- _EXERCISE GOAL_
Report, word for word, every line of the material that contains "this".

- _DATASET RECORDS_
···
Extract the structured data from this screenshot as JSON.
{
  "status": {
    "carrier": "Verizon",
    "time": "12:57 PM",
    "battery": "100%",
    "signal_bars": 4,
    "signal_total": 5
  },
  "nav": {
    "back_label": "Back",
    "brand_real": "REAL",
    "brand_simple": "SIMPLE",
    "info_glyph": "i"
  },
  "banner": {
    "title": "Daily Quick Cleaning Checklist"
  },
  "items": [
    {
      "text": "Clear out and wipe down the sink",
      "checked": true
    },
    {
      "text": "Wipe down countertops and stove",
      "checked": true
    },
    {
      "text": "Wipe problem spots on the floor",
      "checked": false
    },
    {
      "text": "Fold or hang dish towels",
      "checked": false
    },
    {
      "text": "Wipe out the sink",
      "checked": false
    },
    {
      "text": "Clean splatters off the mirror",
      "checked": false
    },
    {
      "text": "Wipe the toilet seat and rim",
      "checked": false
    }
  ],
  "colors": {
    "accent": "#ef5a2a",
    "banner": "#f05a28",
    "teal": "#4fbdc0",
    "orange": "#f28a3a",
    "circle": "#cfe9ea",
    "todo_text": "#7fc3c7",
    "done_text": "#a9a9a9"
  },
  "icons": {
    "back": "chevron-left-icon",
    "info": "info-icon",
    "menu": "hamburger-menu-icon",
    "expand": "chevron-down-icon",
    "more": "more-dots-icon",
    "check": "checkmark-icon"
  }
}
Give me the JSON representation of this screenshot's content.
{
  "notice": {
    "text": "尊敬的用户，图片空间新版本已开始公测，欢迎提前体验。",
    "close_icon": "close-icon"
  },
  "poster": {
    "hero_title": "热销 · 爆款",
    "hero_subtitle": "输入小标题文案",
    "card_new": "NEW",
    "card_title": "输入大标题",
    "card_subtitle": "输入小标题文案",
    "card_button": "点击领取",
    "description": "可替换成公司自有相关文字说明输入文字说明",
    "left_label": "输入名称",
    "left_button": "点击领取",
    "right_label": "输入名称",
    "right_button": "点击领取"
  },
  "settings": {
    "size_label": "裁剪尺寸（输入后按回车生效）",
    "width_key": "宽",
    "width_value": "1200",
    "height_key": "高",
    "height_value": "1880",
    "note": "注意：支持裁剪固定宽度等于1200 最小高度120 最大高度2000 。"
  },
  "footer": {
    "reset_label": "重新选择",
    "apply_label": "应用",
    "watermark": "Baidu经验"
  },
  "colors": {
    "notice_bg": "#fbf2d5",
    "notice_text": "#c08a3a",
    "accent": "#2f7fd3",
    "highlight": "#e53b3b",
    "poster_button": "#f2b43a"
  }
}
···
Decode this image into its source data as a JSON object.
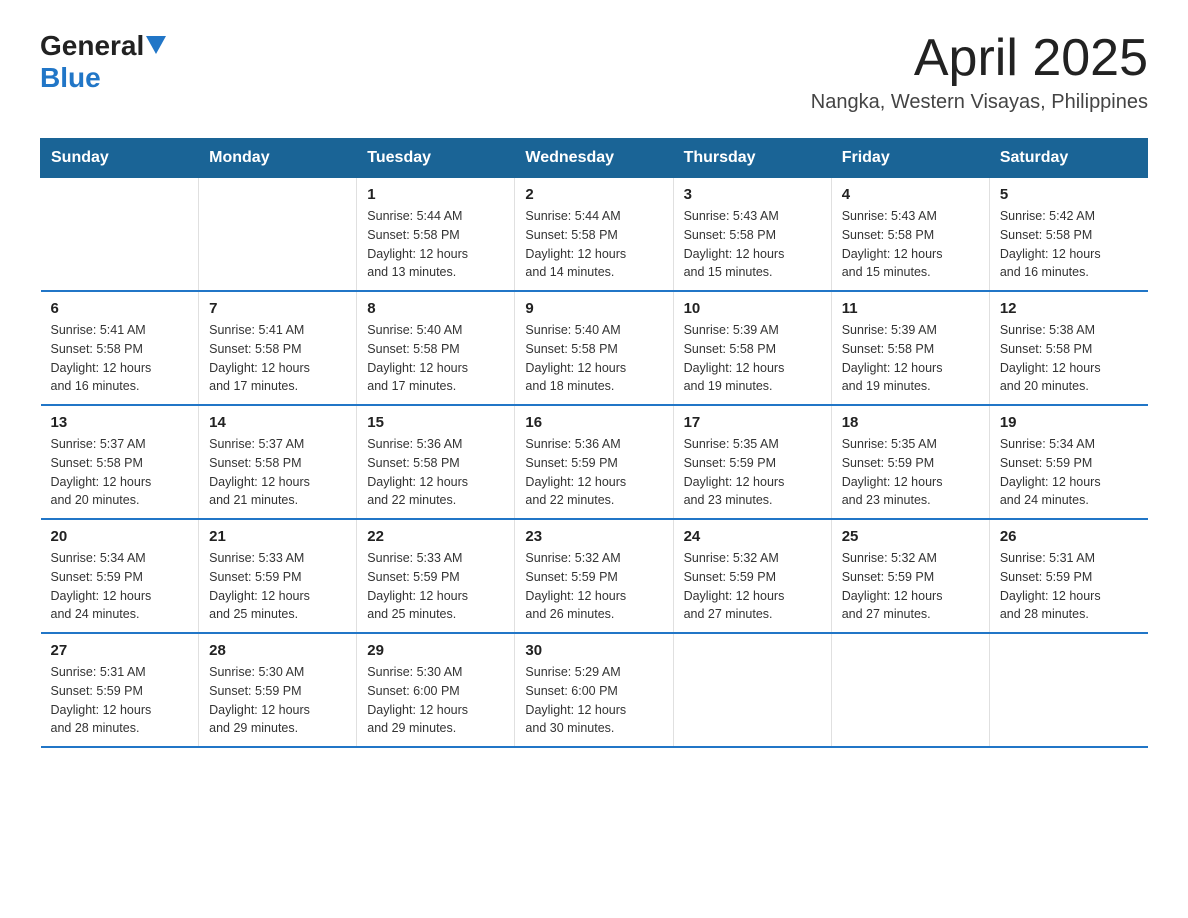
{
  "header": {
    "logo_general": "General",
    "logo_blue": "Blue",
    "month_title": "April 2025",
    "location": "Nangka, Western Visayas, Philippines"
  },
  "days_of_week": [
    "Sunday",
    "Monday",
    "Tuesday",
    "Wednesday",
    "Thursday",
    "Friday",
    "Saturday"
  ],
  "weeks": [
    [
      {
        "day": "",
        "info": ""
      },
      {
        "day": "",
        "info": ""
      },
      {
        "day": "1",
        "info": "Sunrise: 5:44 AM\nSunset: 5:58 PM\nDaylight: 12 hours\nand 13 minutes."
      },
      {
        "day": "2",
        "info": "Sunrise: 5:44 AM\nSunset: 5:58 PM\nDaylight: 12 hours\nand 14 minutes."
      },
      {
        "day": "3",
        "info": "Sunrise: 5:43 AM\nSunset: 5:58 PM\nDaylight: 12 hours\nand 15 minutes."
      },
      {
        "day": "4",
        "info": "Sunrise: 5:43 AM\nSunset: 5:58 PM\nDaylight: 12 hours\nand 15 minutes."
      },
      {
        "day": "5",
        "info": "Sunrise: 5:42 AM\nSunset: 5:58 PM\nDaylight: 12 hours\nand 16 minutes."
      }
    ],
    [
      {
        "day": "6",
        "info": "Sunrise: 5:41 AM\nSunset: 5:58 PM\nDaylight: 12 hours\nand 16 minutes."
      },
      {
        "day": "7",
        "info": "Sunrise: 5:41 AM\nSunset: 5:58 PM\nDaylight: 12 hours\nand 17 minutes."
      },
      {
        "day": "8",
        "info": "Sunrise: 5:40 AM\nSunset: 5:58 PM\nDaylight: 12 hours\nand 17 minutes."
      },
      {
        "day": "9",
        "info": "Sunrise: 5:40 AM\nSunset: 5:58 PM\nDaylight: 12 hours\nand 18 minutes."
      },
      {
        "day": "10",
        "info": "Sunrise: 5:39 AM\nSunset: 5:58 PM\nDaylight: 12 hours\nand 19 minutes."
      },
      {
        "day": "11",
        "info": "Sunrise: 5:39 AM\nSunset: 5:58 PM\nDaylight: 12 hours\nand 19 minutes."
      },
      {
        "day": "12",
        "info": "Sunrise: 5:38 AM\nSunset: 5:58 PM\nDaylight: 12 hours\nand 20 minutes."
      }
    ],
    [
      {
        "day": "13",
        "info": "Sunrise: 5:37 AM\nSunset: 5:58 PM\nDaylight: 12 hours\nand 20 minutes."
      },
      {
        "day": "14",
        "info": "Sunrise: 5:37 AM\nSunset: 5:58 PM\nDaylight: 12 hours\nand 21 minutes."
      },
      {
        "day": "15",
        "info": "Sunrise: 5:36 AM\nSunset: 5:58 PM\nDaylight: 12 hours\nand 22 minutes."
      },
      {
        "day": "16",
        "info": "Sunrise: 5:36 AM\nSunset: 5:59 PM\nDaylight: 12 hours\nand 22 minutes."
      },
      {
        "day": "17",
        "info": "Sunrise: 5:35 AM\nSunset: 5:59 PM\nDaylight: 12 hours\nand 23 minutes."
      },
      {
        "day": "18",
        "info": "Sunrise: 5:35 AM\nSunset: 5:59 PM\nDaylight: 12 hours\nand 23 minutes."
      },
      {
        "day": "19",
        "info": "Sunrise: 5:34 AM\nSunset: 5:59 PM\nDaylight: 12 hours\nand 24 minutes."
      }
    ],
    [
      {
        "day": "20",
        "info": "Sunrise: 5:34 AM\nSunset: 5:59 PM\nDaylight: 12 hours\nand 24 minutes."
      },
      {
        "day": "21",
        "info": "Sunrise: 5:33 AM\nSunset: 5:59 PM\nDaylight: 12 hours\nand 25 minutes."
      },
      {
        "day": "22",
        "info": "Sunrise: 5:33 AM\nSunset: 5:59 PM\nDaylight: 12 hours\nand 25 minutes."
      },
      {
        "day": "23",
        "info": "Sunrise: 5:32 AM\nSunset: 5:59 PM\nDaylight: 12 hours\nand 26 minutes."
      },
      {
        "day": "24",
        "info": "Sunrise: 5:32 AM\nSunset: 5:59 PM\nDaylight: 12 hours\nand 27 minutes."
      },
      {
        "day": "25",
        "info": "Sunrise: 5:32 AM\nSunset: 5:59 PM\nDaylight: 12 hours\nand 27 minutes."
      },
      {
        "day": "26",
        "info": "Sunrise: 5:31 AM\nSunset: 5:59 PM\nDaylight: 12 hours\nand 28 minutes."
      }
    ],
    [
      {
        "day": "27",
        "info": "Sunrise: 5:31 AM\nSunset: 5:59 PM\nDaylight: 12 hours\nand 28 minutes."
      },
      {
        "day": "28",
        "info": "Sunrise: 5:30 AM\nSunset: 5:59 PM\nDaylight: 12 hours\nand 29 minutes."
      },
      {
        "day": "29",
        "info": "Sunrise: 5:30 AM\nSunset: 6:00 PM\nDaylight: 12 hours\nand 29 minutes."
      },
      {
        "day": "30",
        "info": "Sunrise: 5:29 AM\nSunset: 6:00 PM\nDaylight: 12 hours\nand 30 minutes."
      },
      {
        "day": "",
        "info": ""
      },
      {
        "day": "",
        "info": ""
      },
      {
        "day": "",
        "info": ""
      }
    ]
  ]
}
···
- _IN RESPONSE_
Extract the structured data from this screenshot as JSON.
Give me the JSON representation of this screenshot's content.
Decode this image into its source data as a JSON object.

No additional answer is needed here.